:: Given request ::
Your task is to reproduce the entries below word for word.

:: Provided information ::
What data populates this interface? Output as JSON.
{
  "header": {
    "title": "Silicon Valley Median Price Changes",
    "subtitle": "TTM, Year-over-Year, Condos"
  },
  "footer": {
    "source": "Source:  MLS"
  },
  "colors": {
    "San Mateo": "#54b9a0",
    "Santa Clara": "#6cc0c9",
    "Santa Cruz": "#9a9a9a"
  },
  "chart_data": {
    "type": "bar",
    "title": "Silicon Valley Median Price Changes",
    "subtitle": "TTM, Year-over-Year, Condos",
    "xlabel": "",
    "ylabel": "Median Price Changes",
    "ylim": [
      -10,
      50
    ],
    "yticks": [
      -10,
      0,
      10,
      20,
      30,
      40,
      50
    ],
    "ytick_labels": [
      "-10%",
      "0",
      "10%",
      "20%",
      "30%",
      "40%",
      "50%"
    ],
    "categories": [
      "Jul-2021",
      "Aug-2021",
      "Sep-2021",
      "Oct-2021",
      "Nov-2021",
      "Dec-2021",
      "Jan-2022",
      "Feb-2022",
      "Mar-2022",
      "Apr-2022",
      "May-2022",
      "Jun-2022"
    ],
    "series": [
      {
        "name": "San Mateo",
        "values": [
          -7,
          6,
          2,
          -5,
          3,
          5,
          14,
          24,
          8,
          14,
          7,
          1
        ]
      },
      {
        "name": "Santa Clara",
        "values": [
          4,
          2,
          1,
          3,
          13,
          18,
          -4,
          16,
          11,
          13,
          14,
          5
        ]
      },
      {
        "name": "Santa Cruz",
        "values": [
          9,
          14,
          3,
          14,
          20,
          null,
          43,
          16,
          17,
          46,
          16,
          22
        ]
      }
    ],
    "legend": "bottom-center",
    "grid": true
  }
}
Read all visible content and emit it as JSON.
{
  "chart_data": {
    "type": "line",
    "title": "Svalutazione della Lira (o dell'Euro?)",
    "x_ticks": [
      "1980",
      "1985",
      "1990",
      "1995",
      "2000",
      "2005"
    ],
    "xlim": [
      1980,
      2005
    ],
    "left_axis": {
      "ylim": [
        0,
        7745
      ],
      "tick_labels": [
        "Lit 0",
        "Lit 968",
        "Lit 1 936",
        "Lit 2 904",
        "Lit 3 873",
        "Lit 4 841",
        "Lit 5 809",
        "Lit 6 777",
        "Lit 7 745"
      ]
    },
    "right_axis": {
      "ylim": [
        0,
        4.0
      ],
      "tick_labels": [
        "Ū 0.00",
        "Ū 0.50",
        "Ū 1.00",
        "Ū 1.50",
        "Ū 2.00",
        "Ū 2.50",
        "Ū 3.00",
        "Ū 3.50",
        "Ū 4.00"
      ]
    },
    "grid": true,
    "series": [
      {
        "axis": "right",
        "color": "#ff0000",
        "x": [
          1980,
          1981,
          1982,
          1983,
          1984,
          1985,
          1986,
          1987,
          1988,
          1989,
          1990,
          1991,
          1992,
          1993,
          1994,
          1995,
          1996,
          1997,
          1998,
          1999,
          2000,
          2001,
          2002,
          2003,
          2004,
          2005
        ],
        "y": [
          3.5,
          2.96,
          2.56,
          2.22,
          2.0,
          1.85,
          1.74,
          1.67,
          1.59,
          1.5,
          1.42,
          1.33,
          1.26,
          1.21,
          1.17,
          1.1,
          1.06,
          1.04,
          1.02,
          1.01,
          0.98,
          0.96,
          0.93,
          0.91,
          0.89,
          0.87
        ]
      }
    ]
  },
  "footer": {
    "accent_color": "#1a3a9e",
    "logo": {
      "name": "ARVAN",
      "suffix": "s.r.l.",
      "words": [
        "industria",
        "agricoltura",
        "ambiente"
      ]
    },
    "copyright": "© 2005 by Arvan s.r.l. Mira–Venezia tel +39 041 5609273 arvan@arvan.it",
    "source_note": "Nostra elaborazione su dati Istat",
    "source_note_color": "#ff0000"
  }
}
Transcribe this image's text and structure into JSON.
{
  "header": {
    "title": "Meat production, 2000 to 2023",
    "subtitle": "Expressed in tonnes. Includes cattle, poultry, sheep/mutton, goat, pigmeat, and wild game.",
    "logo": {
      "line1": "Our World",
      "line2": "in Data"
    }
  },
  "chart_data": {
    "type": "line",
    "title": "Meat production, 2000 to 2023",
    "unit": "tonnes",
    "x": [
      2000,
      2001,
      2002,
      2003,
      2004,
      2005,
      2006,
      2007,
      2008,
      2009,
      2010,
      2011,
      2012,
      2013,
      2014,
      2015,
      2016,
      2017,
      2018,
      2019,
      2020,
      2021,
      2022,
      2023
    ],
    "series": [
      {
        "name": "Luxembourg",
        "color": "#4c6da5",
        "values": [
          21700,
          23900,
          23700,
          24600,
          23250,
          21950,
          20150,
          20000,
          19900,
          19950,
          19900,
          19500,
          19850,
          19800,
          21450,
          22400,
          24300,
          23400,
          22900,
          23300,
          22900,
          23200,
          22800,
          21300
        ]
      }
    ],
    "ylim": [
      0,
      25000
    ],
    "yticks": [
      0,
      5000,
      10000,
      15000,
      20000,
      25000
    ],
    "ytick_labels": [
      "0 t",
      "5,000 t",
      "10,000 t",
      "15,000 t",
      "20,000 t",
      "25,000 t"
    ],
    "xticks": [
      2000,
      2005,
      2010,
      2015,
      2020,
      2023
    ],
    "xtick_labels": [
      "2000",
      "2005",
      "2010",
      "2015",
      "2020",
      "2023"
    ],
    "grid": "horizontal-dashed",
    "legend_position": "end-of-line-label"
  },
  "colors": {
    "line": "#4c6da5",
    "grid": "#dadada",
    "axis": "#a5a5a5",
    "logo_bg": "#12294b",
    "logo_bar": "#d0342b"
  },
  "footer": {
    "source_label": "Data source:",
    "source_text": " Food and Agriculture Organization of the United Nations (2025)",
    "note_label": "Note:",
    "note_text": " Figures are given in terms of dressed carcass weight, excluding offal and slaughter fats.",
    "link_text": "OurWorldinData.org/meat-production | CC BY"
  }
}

:: Response for this exercise ::
What data populates this interface? Output as JSON.
{
  "header": {
    "title": "Silicon Valley Median Price Changes",
    "subtitle": "TTM, Year-over-Year, Condos"
  },
  "footer": {
    "source": "Source:  MLS"
  },
  "colors": {
    "San Mateo": "#54b9a0",
    "Santa Clara": "#6cc0c9",
    "Santa Cruz": "#9a9a9a"
  },
  "chart_data": {
    "type": "bar",
    "title": "Silicon Valley Median Price Changes",
    "subtitle": "TTM, Year-over-Year, Condos",
    "xlabel": "",
    "ylabel": "Median Price Changes",
    "ylim": [
      -10,
      50
    ],
    "yticks": [
      -10,
      0,
      10,
      20,
      30,
      40,
      50
    ],
    "ytick_labels": [
      "-10%",
      "0",
      "10%",
      "20%",
      "30%",
      "40%",
      "50%"
    ],
    "categories": [
      "Jul-2021",
      "Aug-2021",
      "Sep-2021",
      "Oct-2021",
      "Nov-2021",
      "Dec-2021",
      "Jan-2022",
      "Feb-2022",
      "Mar-2022",
      "Apr-2022",
      "May-2022",
      "Jun-2022"
    ],
    "series": [
      {
        "name": "San Mateo",
        "values": [
          -7,
          6,
          2,
          -5,
          3,
          5,
          14,
          24,
          8,
          14,
          7,
          1
        ]
      },
      {
        "name": "Santa Clara",
        "values": [
          4,
          2,
          1,
          3,
          13,
          18,
          -4,
          16,
          11,
          13,
          14,
          5
        ]
      },
      {
        "name": "Santa Cruz",
        "values": [
          9,
          14,
          3,
          14,
          20,
          null,
          43,
          16,
          17,
          46,
          16,
          22
        ]
      }
    ],
    "legend": "bottom-center",
    "grid": true
  }
}
Read all visible content and emit it as JSON.
{
  "chart_data": {
    "type": "line",
    "title": "Svalutazione della Lira (o dell'Euro?)",
    "x_ticks": [
      "1980",
      "1985",
      "1990",
      "1995",
      "2000",
      "2005"
    ],
    "xlim": [
      1980,
      2005
    ],
    "left_axis": {
      "ylim": [
        0,
        7745
      ],
      "tick_labels": [
        "Lit 0",
        "Lit 968",
        "Lit 1 936",
        "Lit 2 904",
        "Lit 3 873",
        "Lit 4 841",
        "Lit 5 809",
        "Lit 6 777",
        "Lit 7 745"
      ]
    },
    "right_axis": {
      "ylim": [
        0,
        4.0
      ],
      "tick_labels": [
        "Ū 0.00",
        "Ū 0.50",
        "Ū 1.00",
        "Ū 1.50",
        "Ū 2.00",
        "Ū 2.50",
        "Ū 3.00",
        "Ū 3.50",
        "Ū 4.00"
      ]
    },
    "grid": true,
    "series": [
      {
        "axis": "right",
        "color": "#ff0000",
        "x": [
          1980,
          1981,
          1982,
          1983,
          1984,
          1985,
          1986,
          1987,
          1988,
          1989,
          1990,
          1991,
          1992,
          1993,
          1994,
          1995,
          1996,
          1997,
          1998,
          1999,
          2000,
          2001,
          2002,
          2003,
          2004,
          2005
        ],
        "y": [
          3.5,
          2.96,
          2.56,
          2.22,
          2.0,
          1.85,
          1.74,
          1.67,
          1.59,
          1.5,
          1.42,
          1.33,
          1.26,
          1.21,
          1.17,
          1.1,
          1.06,
          1.04,
          1.02,
          1.01,
          0.98,
          0.96,
          0.93,
          0.91,
          0.89,
          0.87
        ]
      }
    ]
  },
  "footer": {
    "accent_color": "#1a3a9e",
    "logo": {
      "name": "ARVAN",
      "suffix": "s.r.l.",
      "words": [
        "industria",
        "agricoltura",
        "ambiente"
      ]
    },
    "copyright": "© 2005 by Arvan s.r.l. Mira–Venezia tel +39 041 5609273 arvan@arvan.it",
    "source_note": "Nostra elaborazione su dati Istat",
    "source_note_color": "#ff0000"
  }
}
Transcribe this image's text and structure into JSON.
{
  "header": {
    "title": "Meat production, 2000 to 2023",
    "subtitle": "Expressed in tonnes. Includes cattle, poultry, sheep/mutton, goat, pigmeat, and wild game.",
    "logo": {
      "line1": "Our World",
      "line2": "in Data"
    }
  },
  "chart_data": {
    "type": "line",
    "title": "Meat production, 2000 to 2023",
    "unit": "tonnes",
    "x": [
      2000,
      2001,
      2002,
      2003,
      2004,
      2005,
      2006,
      2007,
      2008,
      2009,
      2010,
      2011,
      2012,
      2013,
      2014,
      2015,
      2016,
      2017,
      2018,
      2019,
      2020,
      2021,
      2022,
      2023
    ],
    "series": [
      {
        "name": "Luxembourg",
        "color": "#4c6da5",
        "values": [
          21700,
          23900,
          23700,
          24600,
          23250,
          21950,
          20150,
          20000,
          19900,
          19950,
          19900,
          19500,
          19850,
          19800,
          21450,
          22400,
          24300,
          23400,
          22900,
          23300,
          22900,
          23200,
          22800,
          21300
        ]
      }
    ],
    "ylim": [
      0,
      25000
    ],
    "yticks": [
      0,
      5000,
      10000,
      15000,
      20000,
      25000
    ],
    "ytick_labels": [
      "0 t",
      "5,000 t",
      "10,000 t",
      "15,000 t",
      "20,000 t",
      "25,000 t"
    ],
    "xticks": [
      2000,
      2005,
      2010,
      2015,
      2020,
      2023
    ],
    "xtick_labels": [
      "2000",
      "2005",
      "2010",
      "2015",
      "2020",
      "2023"
    ],
    "grid": "horizontal-dashed",
    "legend_position": "end-of-line-label"
  },
  "colors": {
    "line": "#4c6da5",
    "grid": "#dadada",
    "axis": "#a5a5a5",
    "logo_bg": "#12294b",
    "logo_bar": "#d0342b"
  },
  "footer": {
    "source_label": "Data source:",
    "source_text": " Food and Agriculture Organization of the United Nations (2025)",
    "note_label": "Note:",
    "note_text": " Figures are given in terms of dressed carcass weight, excluding offal and slaughter fats.",
    "link_text": "OurWorldinData.org/meat-production | CC BY"
  }
}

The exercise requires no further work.